**STATED PROBLEM**
Write out the data again exactly, skipping every picture.

-------- DATA FOR PROCESSING

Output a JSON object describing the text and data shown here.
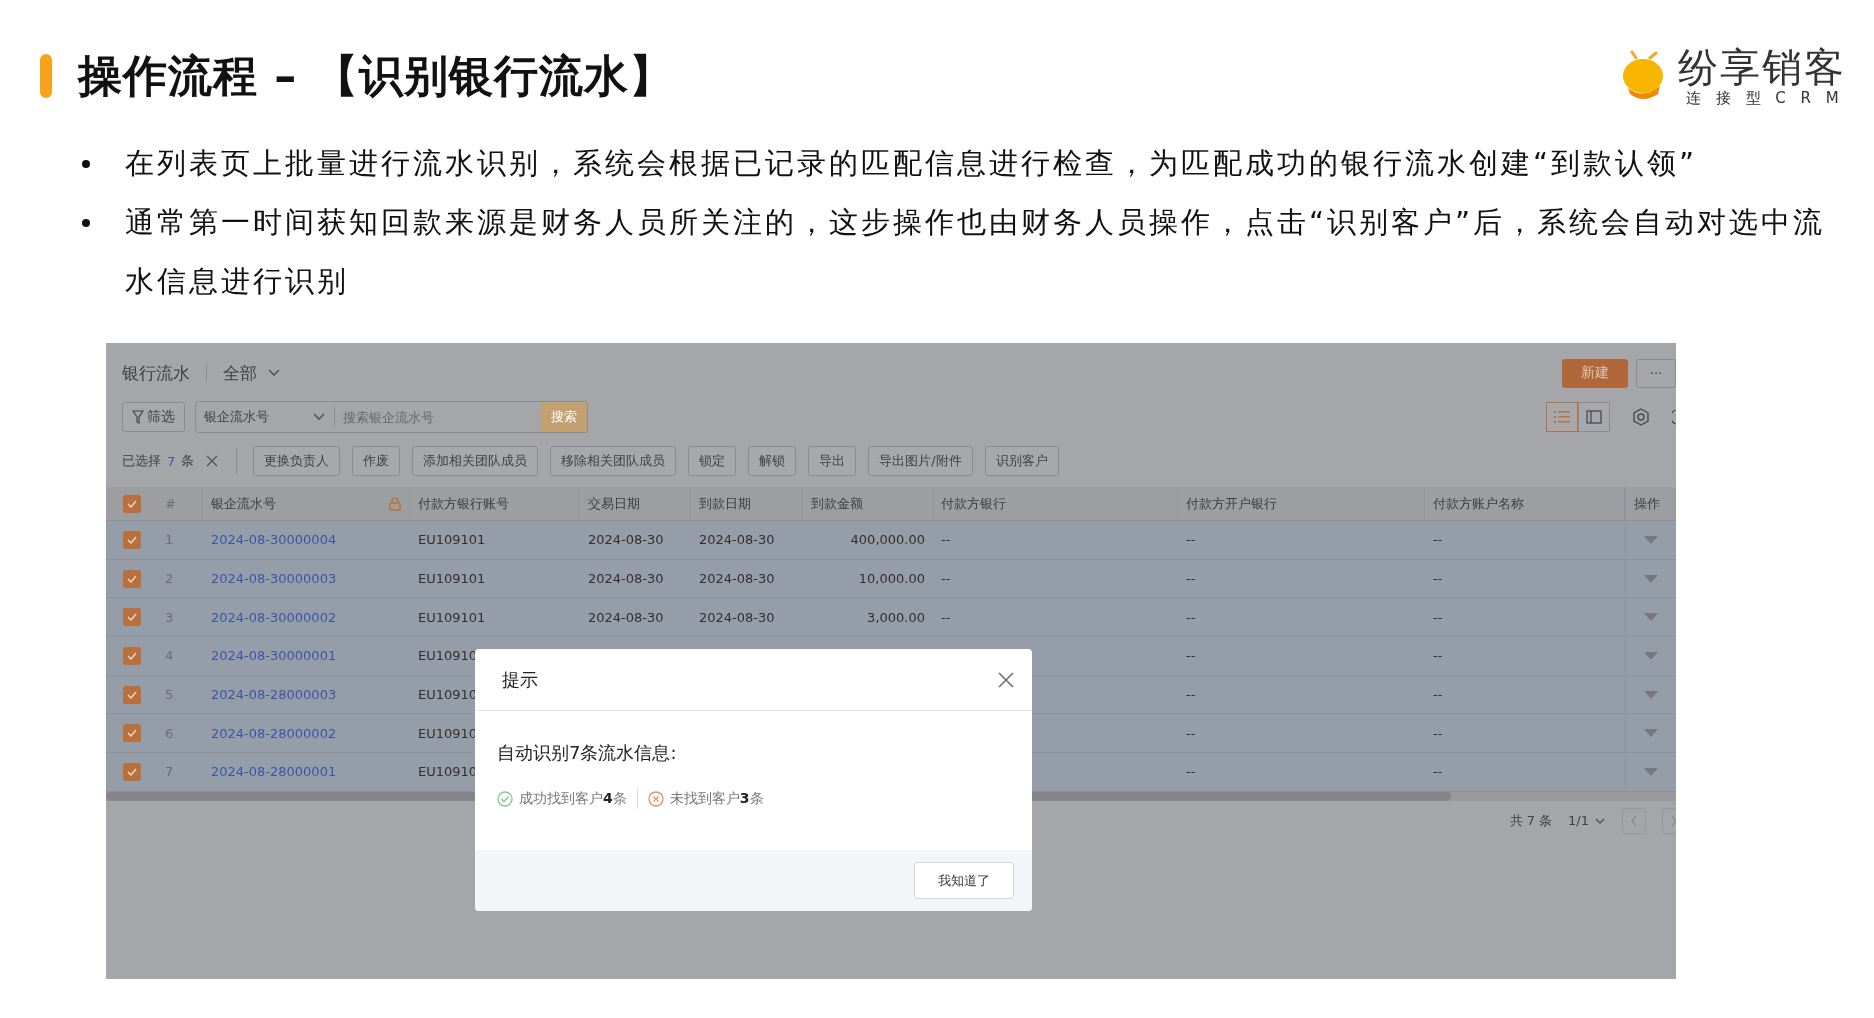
{
  "slide": {
    "title": "操作流程 – 【识别银行流水】",
    "logo": {
      "name": "纷享销客",
      "tagline": "连 接 型 C R M"
    },
    "bullets": [
      "在列表页上批量进行流水识别，系统会根据已记录的匹配信息进行检查，为匹配成功的银行流水创建“到款认领”",
      "通常第一时间获知回款来源是财务人员所关注的，这步操作也由财务人员操作，点击“识别客户”后，系统会自动对选中流水信息进行识别"
    ]
  },
  "app": {
    "module": "银行流水",
    "view": "全部",
    "new_button": "新建",
    "more_button": "···",
    "filter_button": "筛选",
    "search": {
      "field_select": "银企流水号",
      "placeholder": "搜索银企流水号",
      "button": "搜索"
    },
    "view_toggles": [
      {
        "kind": "list",
        "selected": true
      },
      {
        "kind": "panel",
        "selected": false
      }
    ],
    "selection": {
      "label": "已选择",
      "count": "7",
      "unit": "条"
    },
    "actions": [
      "更换负责人",
      "作废",
      "添加相关团队成员",
      "移除相关团队成员",
      "锁定",
      "解锁",
      "导出",
      "导出图片/附件",
      "识别客户"
    ],
    "table": {
      "all_checked": true,
      "columns": [
        "#",
        "银企流水号",
        "付款方银行账号",
        "交易日期",
        "到款日期",
        "到款金额",
        "付款方银行",
        "付款方开户银行",
        "付款方账户名称",
        "操作"
      ],
      "rows": [
        {
          "checked": true,
          "index": "1",
          "serial": "2024-08-30000004",
          "payer_account": "EU109101",
          "trade_date": "2024-08-30",
          "arrival_date": "2024-08-30",
          "amount": "400,000.00",
          "payer_bank": "--",
          "opening_bank": "--",
          "account_name": "--"
        },
        {
          "checked": true,
          "index": "2",
          "serial": "2024-08-30000003",
          "payer_account": "EU109101",
          "trade_date": "2024-08-30",
          "arrival_date": "2024-08-30",
          "amount": "10,000.00",
          "payer_bank": "--",
          "opening_bank": "--",
          "account_name": "--"
        },
        {
          "checked": true,
          "index": "3",
          "serial": "2024-08-30000002",
          "payer_account": "EU109101",
          "trade_date": "2024-08-30",
          "arrival_date": "2024-08-30",
          "amount": "3,000.00",
          "payer_bank": "--",
          "opening_bank": "--",
          "account_name": "--"
        },
        {
          "checked": true,
          "index": "4",
          "serial": "2024-08-30000001",
          "payer_account": "EU10910",
          "opening_bank": "--",
          "account_name": "--"
        },
        {
          "checked": true,
          "index": "5",
          "serial": "2024-08-28000003",
          "payer_account": "EU10910",
          "opening_bank": "--",
          "account_name": "--"
        },
        {
          "checked": true,
          "index": "6",
          "serial": "2024-08-28000002",
          "payer_account": "EU10910",
          "opening_bank": "--",
          "account_name": "--"
        },
        {
          "checked": true,
          "index": "7",
          "serial": "2024-08-28000001",
          "payer_account": "EU10910",
          "opening_bank": "--",
          "account_name": "--"
        }
      ]
    },
    "pagination": {
      "total": "共 7 条",
      "page": "1/1"
    }
  },
  "dialog": {
    "title": "提示",
    "message": "自动识别7条流水信息:",
    "results": [
      {
        "kind": "success",
        "text": "成功找到客户**4**条"
      },
      {
        "kind": "failure",
        "text": "未找到客户**3**条"
      }
    ],
    "button": "我知道了"
  }
}
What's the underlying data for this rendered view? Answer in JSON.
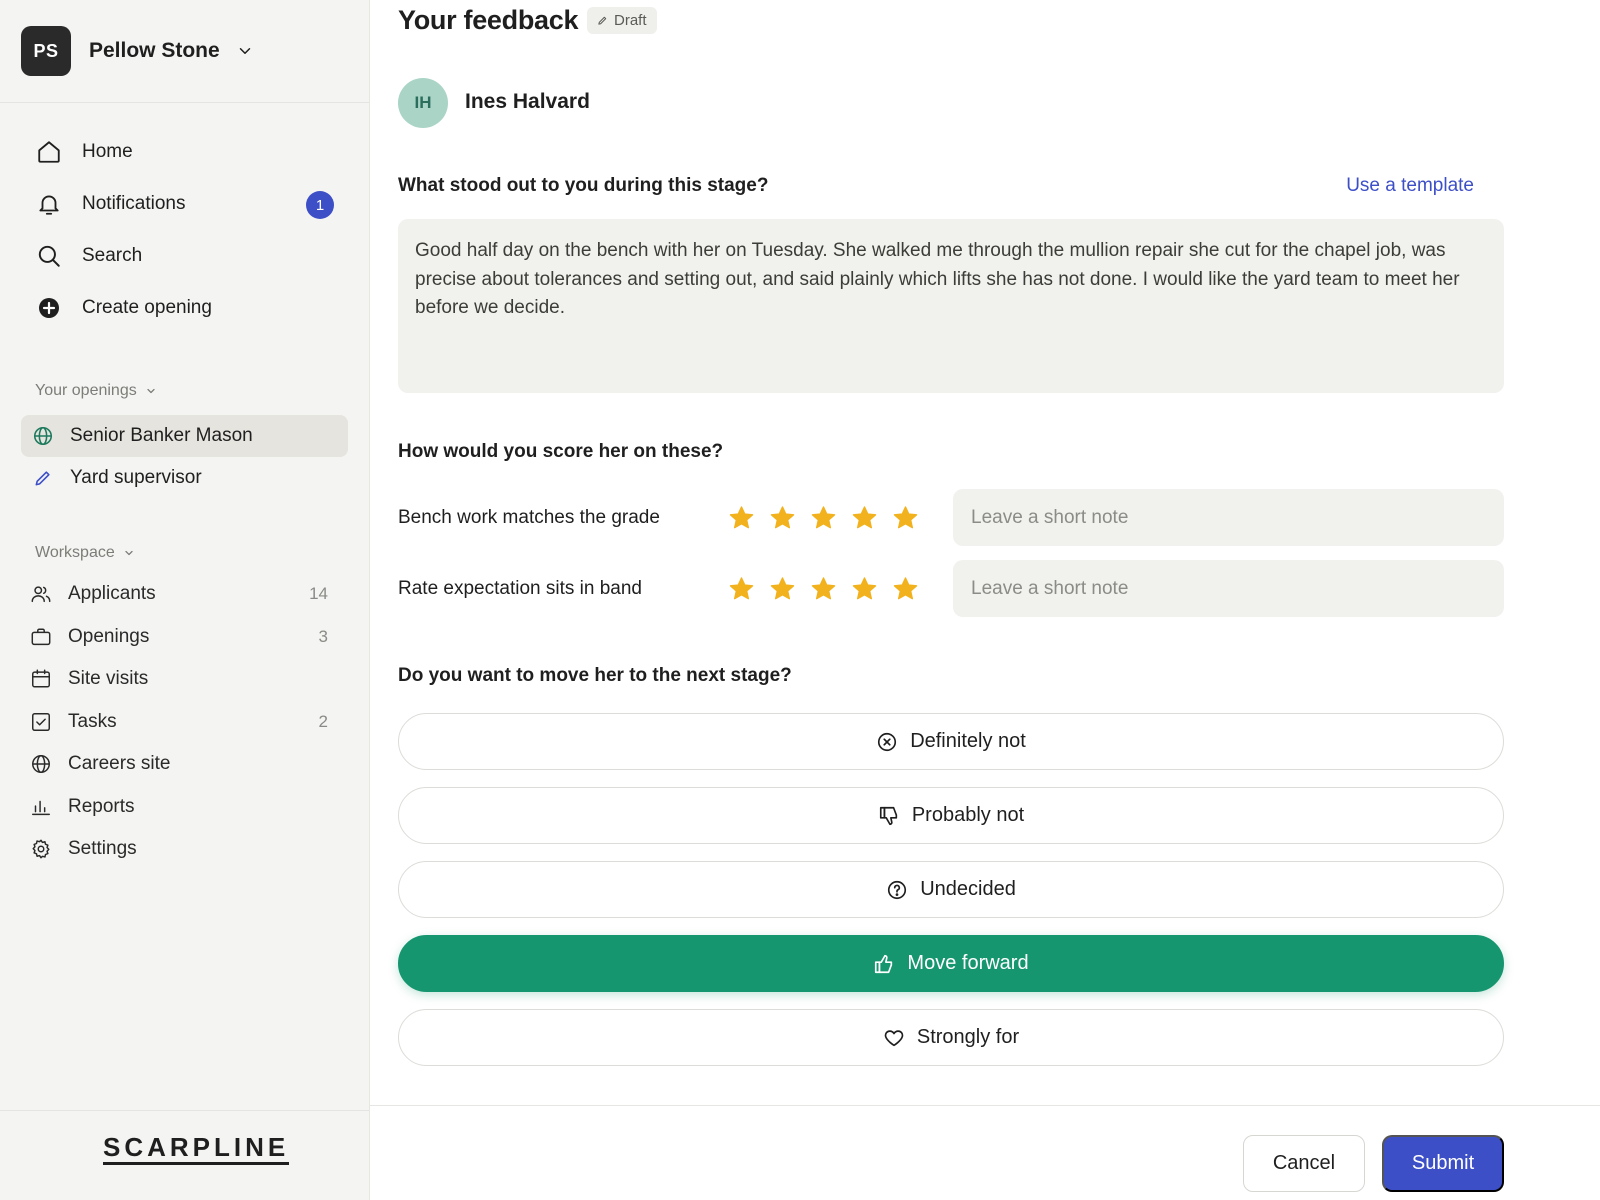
{
  "workspace": {
    "initials": "PS",
    "name": "Pellow Stone"
  },
  "nav": [
    {
      "label": "Home",
      "icon": "home-icon"
    },
    {
      "label": "Notifications",
      "icon": "bell-icon",
      "badge": "1"
    },
    {
      "label": "Search",
      "icon": "search-icon"
    },
    {
      "label": "Create opening",
      "icon": "plus-circle-icon"
    }
  ],
  "openings": {
    "section_label": "Your openings",
    "items": [
      {
        "label": "Senior Banker Mason",
        "icon": "globe-icon",
        "active": true
      },
      {
        "label": "Yard supervisor",
        "icon": "pencil-icon",
        "active": false
      }
    ]
  },
  "workspace_section": {
    "section_label": "Workspace",
    "items": [
      {
        "label": "Applicants",
        "icon": "users-icon",
        "count": "14"
      },
      {
        "label": "Openings",
        "icon": "briefcase-icon",
        "count": "3"
      },
      {
        "label": "Site visits",
        "icon": "calendar-icon",
        "count": ""
      },
      {
        "label": "Tasks",
        "icon": "checkbox-icon",
        "count": "2"
      },
      {
        "label": "Careers site",
        "icon": "globe-icon",
        "count": ""
      },
      {
        "label": "Reports",
        "icon": "bar-chart-icon",
        "count": ""
      },
      {
        "label": "Settings",
        "icon": "gear-icon",
        "count": ""
      }
    ]
  },
  "brand": "SCARPLINE",
  "feedback": {
    "title": "Your feedback",
    "status": "Draft",
    "candidate": {
      "initials": "IH",
      "name": "Ines Halvard"
    },
    "q1": "What stood out to you during this stage?",
    "template_link": "Use a template",
    "notes": "Good half day on the bench with her on Tuesday. She walked me through the mullion repair she cut for the chapel job, was precise about tolerances and setting out, and said plainly which lifts she has not done. I would like the yard team to meet her before we decide.",
    "q2": "How would you score her on these?",
    "scores": [
      {
        "label": "Bench work matches the grade",
        "rating": 5,
        "max": 5,
        "note_placeholder": "Leave a short note"
      },
      {
        "label": "Rate expectation sits in band",
        "rating": 5,
        "max": 5,
        "note_placeholder": "Leave a short note"
      }
    ],
    "q3": "Do you want to move her to the next stage?",
    "choices": [
      {
        "label": "Definitely not",
        "icon": "x-circle-icon",
        "selected": false
      },
      {
        "label": "Probably not",
        "icon": "thumbs-down-icon",
        "selected": false
      },
      {
        "label": "Undecided",
        "icon": "question-circle-icon",
        "selected": false
      },
      {
        "label": "Move forward",
        "icon": "thumbs-up-icon",
        "selected": true
      },
      {
        "label": "Strongly for",
        "icon": "heart-icon",
        "selected": false
      }
    ]
  },
  "actions": {
    "cancel": "Cancel",
    "submit": "Submit"
  },
  "colors": {
    "accent": "#3d4fc7",
    "selected": "#16966f",
    "star": "#f2b21e"
  }
}
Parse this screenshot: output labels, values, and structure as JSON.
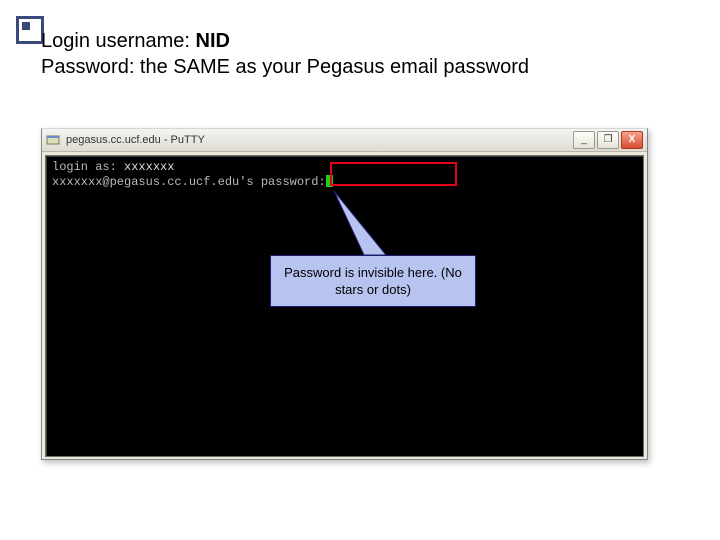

----------------

**EXERCISE RESPONSE**
Output a JSON object describing the text and data shown here.
{
  "slide": {
    "title": "操作流程 – 【识别银行流水】",
    "logo": {
      "name": "纷享销客",
      "tagline": "连 接 型 C R M"
    },
    "bullets": [
      "在列表页上批量进行流水识别，系统会根据已记录的匹配信息进行检查，为匹配成功的银行流水创建“到款认领”",
      "通常第一时间获知回款来源是财务人员所关注的，这步操作也由财务人员操作，点击“识别客户”后，系统会自动对选中流水信息进行识别"
    ]
  },
  "app": {
    "module": "银行流水",
    "view": "全部",
    "new_button": "新建",
    "more_button": "···",
    "filter_button": "筛选",
    "search": {
      "field_select": "银企流水号",
      "placeholder": "搜索银企流水号",
      "button": "搜索"
    },
    "view_toggles": [
      {
        "kind": "list",
        "selected": true
      },
      {
        "kind": "panel",
        "selected": false
      }
    ],
    "selection": {
      "label": "已选择",
      "count": "7",
      "unit": "条"
    },
    "actions": [
      "更换负责人",
      "作废",
      "添加相关团队成员",
      "移除相关团队成员",
      "锁定",
      "解锁",
      "导出",
      "导出图片/附件",
      "识别客户"
    ],
    "table": {
      "all_checked": true,
      "columns": [
        "#",
        "银企流水号",
        "付款方银行账号",
        "交易日期",
        "到款日期",
        "到款金额",
        "付款方银行",
        "付款方开户银行",
        "付款方账户名称",
        "操作"
      ],
      "rows": [
        {
          "checked": true,
          "index": "1",
          "serial": "2024-08-30000004",
          "payer_account": "EU109101",
          "trade_date": "2024-08-30",
          "arrival_date": "2024-08-30",
          "amount": "400,000.00",
          "payer_bank": "--",
          "opening_bank": "--",
          "account_name": "--"
        },
        {
          "checked": true,
          "index": "2",
          "serial": "2024-08-30000003",
          "payer_account": "EU109101",
          "trade_date": "2024-08-30",
          "arrival_date": "2024-08-30",
          "amount": "10,000.00",
          "payer_bank": "--",
          "opening_bank": "--",
          "account_name": "--"
        },
        {
          "checked": true,
          "index": "3",
          "serial": "2024-08-30000002",
          "payer_account": "EU109101",
          "trade_date": "2024-08-30",
          "arrival_date": "2024-08-30",
          "amount": "3,000.00",
          "payer_bank": "--",
          "opening_bank": "--",
          "account_name": "--"
        },
        {
          "checked": true,
          "index": "4",
          "serial": "2024-08-30000001",
          "payer_account": "EU10910",
          "opening_bank": "--",
          "account_name": "--"
        },
        {
          "checked": true,
          "index": "5",
          "serial": "2024-08-28000003",
          "payer_account": "EU10910",
          "opening_bank": "--",
          "account_name": "--"
        },
        {
          "checked": true,
          "index": "6",
          "serial": "2024-08-28000002",
          "payer_account": "EU10910",
          "opening_bank": "--",
          "account_name": "--"
        },
        {
          "checked": true,
          "index": "7",
          "serial": "2024-08-28000001",
          "payer_account": "EU10910",
          "opening_bank": "--",
          "account_name": "--"
        }
      ]
    },
    "pagination": {
      "total": "共 7 条",
      "page": "1/1"
    }
  },
  "dialog": {
    "title": "提示",
    "message": "自动识别7条流水信息:",
    "results": [
      {
        "kind": "success",
        "text": "成功找到客户**4**条"
      },
      {
        "kind": "failure",
        "text": "未找到客户**3**条"
      }
    ],
    "button": "我知道了"
  }
}
What's the underlying data for this rendered view? Answer in JSON.
{
  "workspace": {
    "initials": "PS",
    "name": "Pellow Stone"
  },
  "nav": [
    {
      "label": "Home",
      "icon": "home-icon"
    },
    {
      "label": "Notifications",
      "icon": "bell-icon",
      "badge": "1"
    },
    {
      "label": "Search",
      "icon": "search-icon"
    },
    {
      "label": "Create opening",
      "icon": "plus-circle-icon"
    }
  ],
  "openings": {
    "section_label": "Your openings",
    "items": [
      {
        "label": "Senior Banker Mason",
        "icon": "globe-icon",
        "active": true
      },
      {
        "label": "Yard supervisor",
        "icon": "pencil-icon",
        "active": false
      }
    ]
  },
  "workspace_section": {
    "section_label": "Workspace",
    "items": [
      {
        "label": "Applicants",
        "icon": "users-icon",
        "count": "14"
      },
      {
        "label": "Openings",
        "icon": "briefcase-icon",
        "count": "3"
      },
      {
        "label": "Site visits",
        "icon": "calendar-icon",
        "count": ""
      },
      {
        "label": "Tasks",
        "icon": "checkbox-icon",
        "count": "2"
      },
      {
        "label": "Careers site",
        "icon": "globe-icon",
        "count": ""
      },
      {
        "label": "Reports",
        "icon": "bar-chart-icon",
        "count": ""
      },
      {
        "label": "Settings",
        "icon": "gear-icon",
        "count": ""
      }
    ]
  },
  "brand": "SCARPLINE",
  "feedback": {
    "title": "Your feedback",
    "status": "Draft",
    "candidate": {
      "initials": "IH",
      "name": "Ines Halvard"
    },
    "q1": "What stood out to you during this stage?",
    "template_link": "Use a template",
    "notes": "Good half day on the bench with her on Tuesday. She walked me through the mullion repair she cut for the chapel job, was precise about tolerances and setting out, and said plainly which lifts she has not done. I would like the yard team to meet her before we decide.",
    "q2": "How would you score her on these?",
    "scores": [
      {
        "label": "Bench work matches the grade",
        "rating": 5,
        "max": 5,
        "note_placeholder": "Leave a short note"
      },
      {
        "label": "Rate expectation sits in band",
        "rating": 5,
        "max": 5,
        "note_placeholder": "Leave a short note"
      }
    ],
    "q3": "Do you want to move her to the next stage?",
    "choices": [
      {
        "label": "Definitely not",
        "icon": "x-circle-icon",
        "selected": false
      },
      {
        "label": "Probably not",
        "icon": "thumbs-down-icon",
        "selected": false
      },
      {
        "label": "Undecided",
        "icon": "question-circle-icon",
        "selected": false
      },
      {
        "label": "Move forward",
        "icon": "thumbs-up-icon",
        "selected": true
      },
      {
        "label": "Strongly for",
        "icon": "heart-icon",
        "selected": false
      }
    ]
  },
  "actions": {
    "cancel": "Cancel",
    "submit": "Submit"
  },
  "colors": {
    "accent": "#3d4fc7",
    "selected": "#16966f",
    "star": "#f2b21e"
  }
}
Parse this screenshot: output labels, values, and structure as JSON.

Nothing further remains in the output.